# start of EXCERPTED RECORDS

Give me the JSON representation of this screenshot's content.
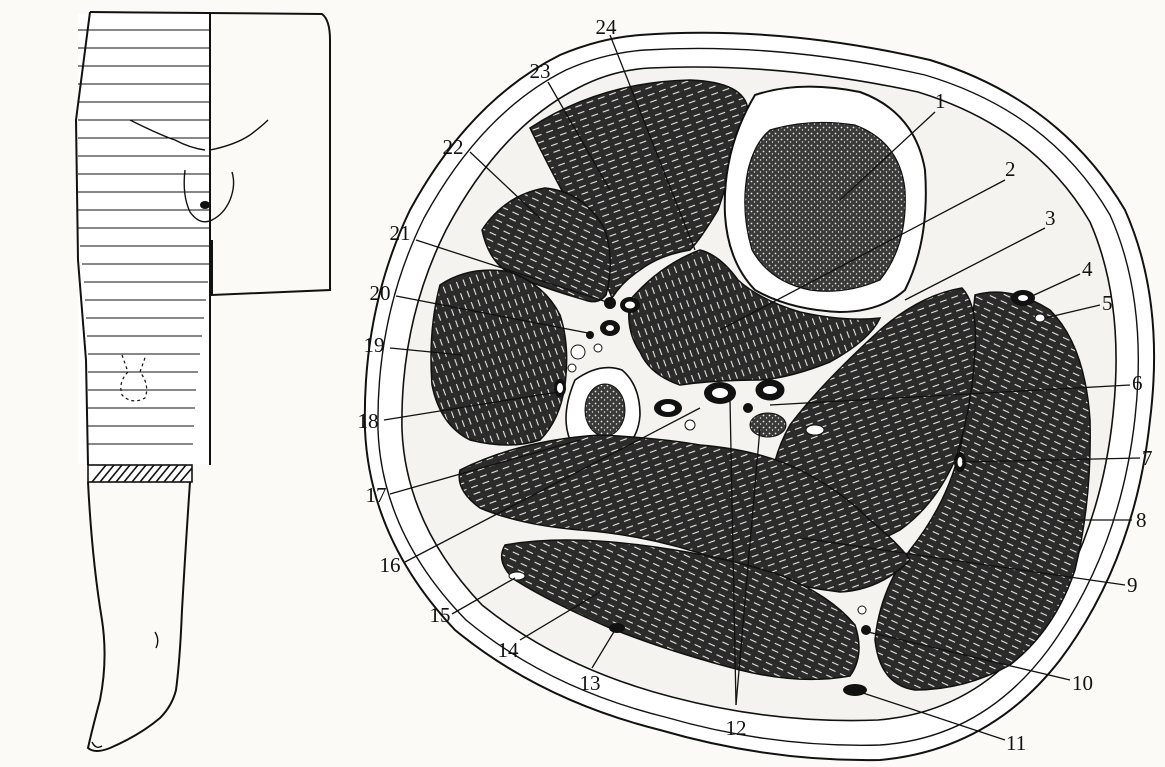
{
  "figure": {
    "labels": [
      "1",
      "2",
      "3",
      "4",
      "5",
      "6",
      "7",
      "8",
      "9",
      "10",
      "11",
      "12",
      "13",
      "14",
      "15",
      "16",
      "17",
      "18",
      "19",
      "20",
      "21",
      "22",
      "23",
      "24"
    ]
  },
  "colors": {
    "ink": "#111111",
    "paper": "#fbfaf7",
    "muscle": "#2b2b2b",
    "fat": "#f4f3ef"
  }
}
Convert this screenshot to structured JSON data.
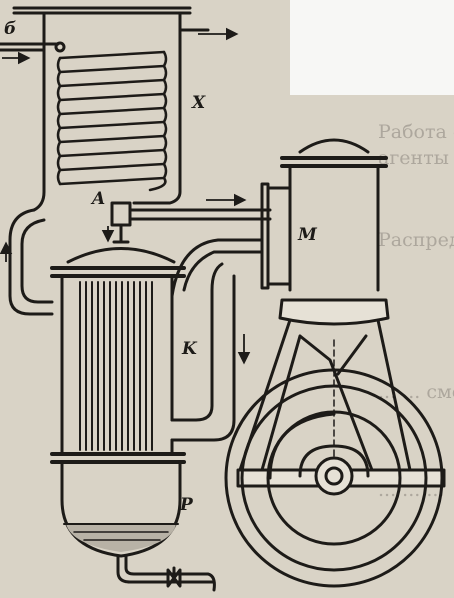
{
  "labels": {
    "b": "б",
    "x": "X",
    "a": "A",
    "m": "M",
    "k": "K",
    "p": "P"
  },
  "background_text": [
    "Работа с ... мул...",
    "агенты ... бес...",
    "Распределение ...",
    "... ... смеси ...",
    "... ... ..."
  ],
  "colors": {
    "ink": "#1d1b18",
    "paper": "#d9d3c6",
    "fill_light": "#e6e1d6",
    "liquid": "#b8b2a6"
  },
  "icons": {
    "valve": "valve-icon",
    "flow_arrow": "arrow-icon"
  }
}
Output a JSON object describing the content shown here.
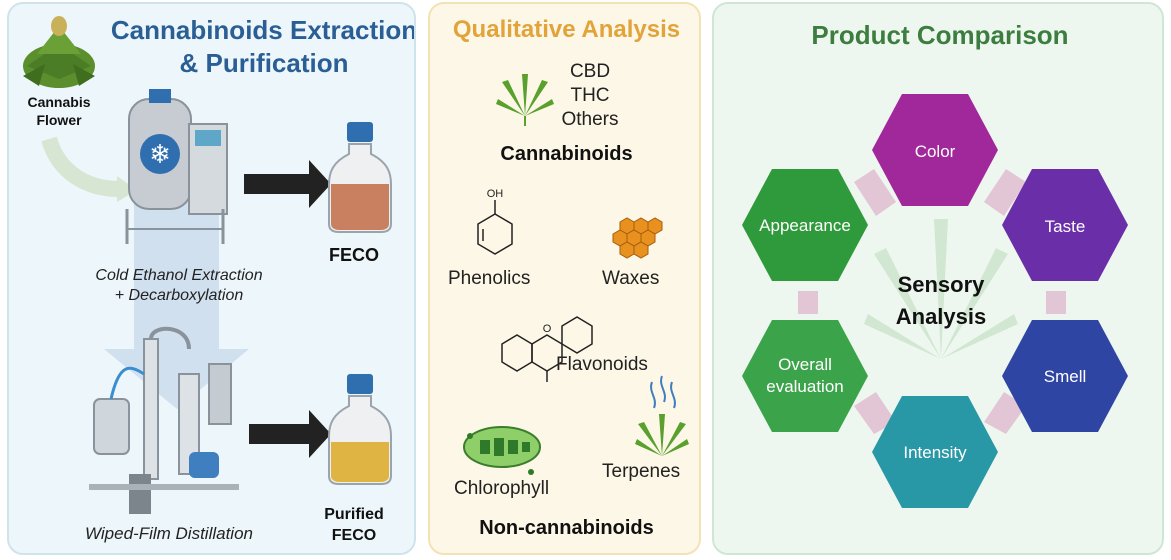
{
  "extraction": {
    "title_line1": "Cannabinoids Extraction",
    "title_line2": "& Purification",
    "cannabis_flower_line1": "Cannabis",
    "cannabis_flower_line2": "Flower",
    "step1_line1": "Cold Ethanol Extraction",
    "step1_line2": "+ Decarboxylation",
    "step2_label": "Wiped-Film Distillation",
    "product1_label": "FECO",
    "product2_line1": "Purified",
    "product2_line2": "FECO",
    "colors": {
      "feco": "#c98060",
      "purified_feco": "#e0b443",
      "title": "#2a5f95"
    }
  },
  "qualitative": {
    "title": "Qualitative Analysis",
    "cannabinoids_list": [
      "CBD",
      "THC",
      "Others"
    ],
    "cannabinoids_heading": "Cannabinoids",
    "phenolics": "Phenolics",
    "waxes": "Waxes",
    "flavonoids": "Flavonoids",
    "chlorophyll": "Chlorophyll",
    "terpenes": "Terpenes",
    "non_cannabinoids_heading": "Non-cannabinoids",
    "phenol_oh": "OH",
    "flavonoid_o": "O"
  },
  "comparison": {
    "title": "Product Comparison",
    "center_line1": "Sensory",
    "center_line2": "Analysis",
    "attributes": [
      {
        "label": "Color",
        "color": "#a1289a"
      },
      {
        "label": "Taste",
        "color": "#6a2fa8"
      },
      {
        "label": "Smell",
        "color": "#2e45a3"
      },
      {
        "label": "Intensity",
        "color": "#2998a6"
      },
      {
        "label": "Overall",
        "label2": "evaluation",
        "color": "#3ba34a"
      },
      {
        "label": "Appearance",
        "color": "#2e9a3b"
      }
    ]
  }
}
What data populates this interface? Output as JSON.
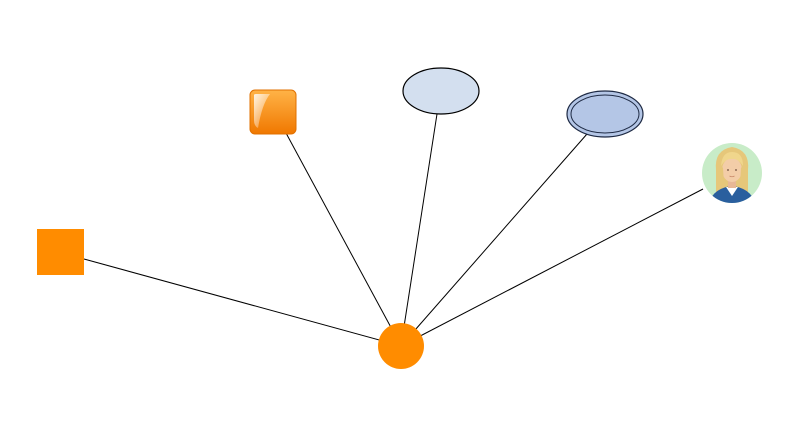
{
  "diagram": {
    "background": "#ffffff",
    "edge_color": "#000000",
    "hub": {
      "shape": "circle",
      "fill": "#ff8c00"
    },
    "nodes": [
      {
        "id": "square-node",
        "shape": "square",
        "fill": "#ff8c00"
      },
      {
        "id": "glossy-square-node",
        "shape": "rounded-square-glossy",
        "fill": "#ff8c00"
      },
      {
        "id": "ellipse-node",
        "shape": "ellipse",
        "fill": "#d3dfef",
        "stroke": "#000000"
      },
      {
        "id": "double-ellipse-node",
        "shape": "double-ellipse",
        "fill": "#b4c6e6",
        "stroke": "#1e2a44"
      },
      {
        "id": "user-avatar-node",
        "shape": "avatar-circle",
        "icon": "woman-user-icon",
        "fill": "#c8ecc8"
      }
    ]
  }
}
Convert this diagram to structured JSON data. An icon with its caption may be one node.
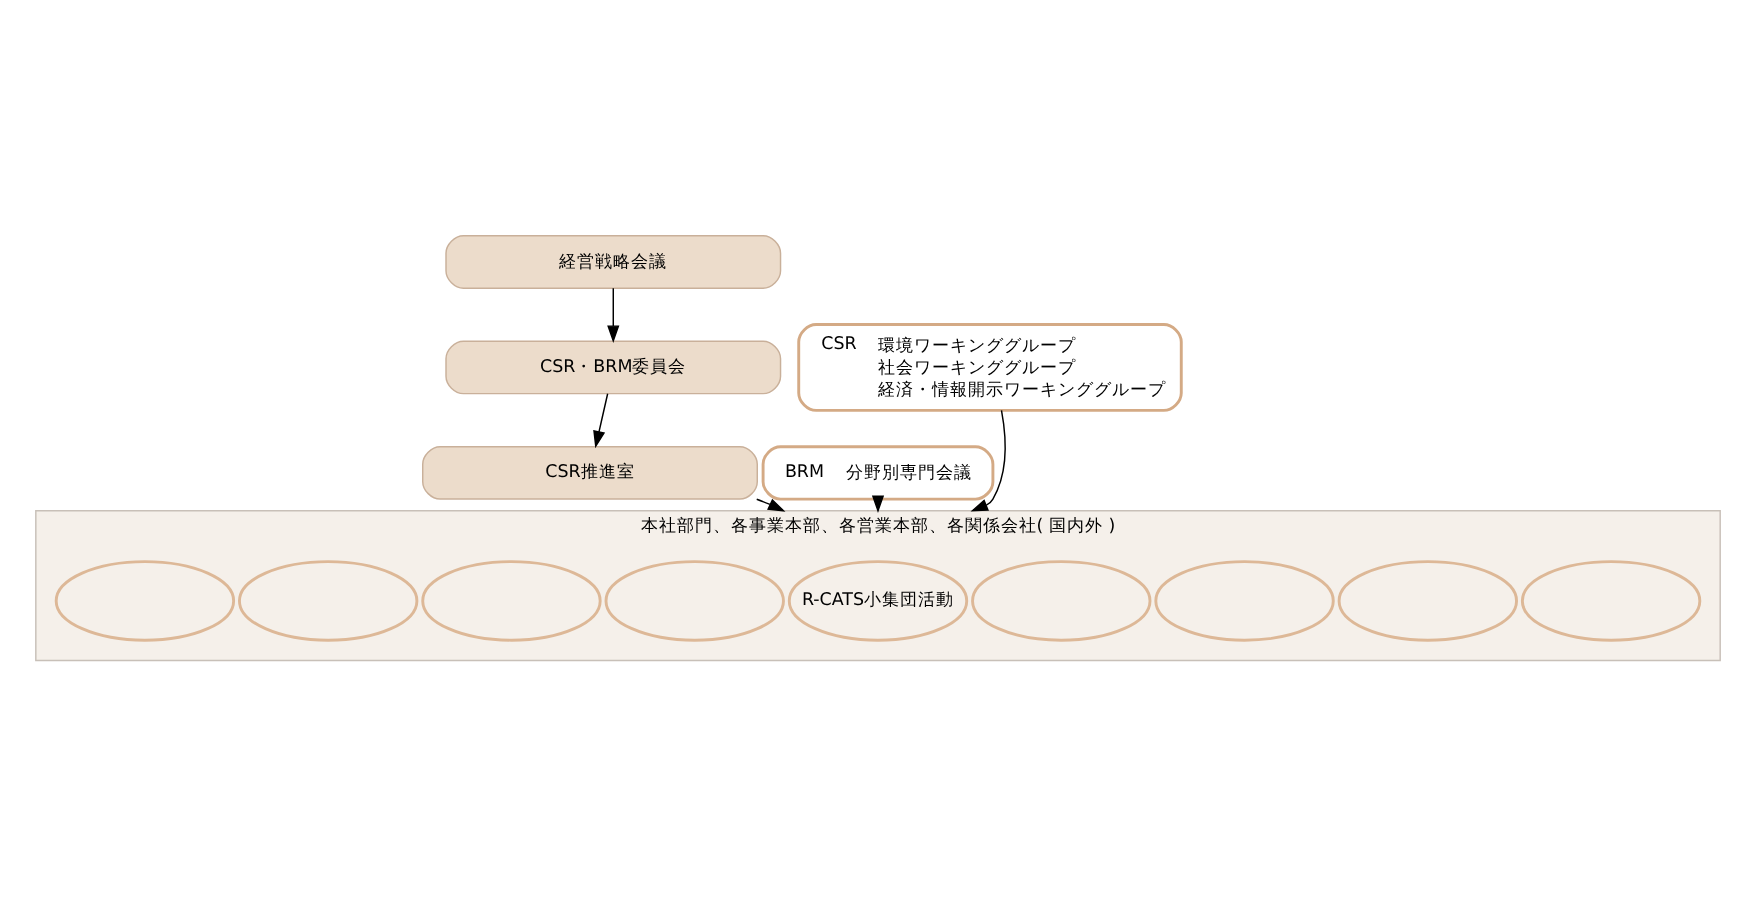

# end of EXCERPTED RECORDS

§ WHAT THE TASK REQUIRES: Examine the records and pull out every line where the string "shape" occurs.

§ COMPLETE RESPONSE:
      "shape": "circle",
        "shape": "square",
        "shape": "rounded-square-glossy",
        "shape": "ellipse",
        "shape": "double-ellipse",
        "shape": "avatar-circle",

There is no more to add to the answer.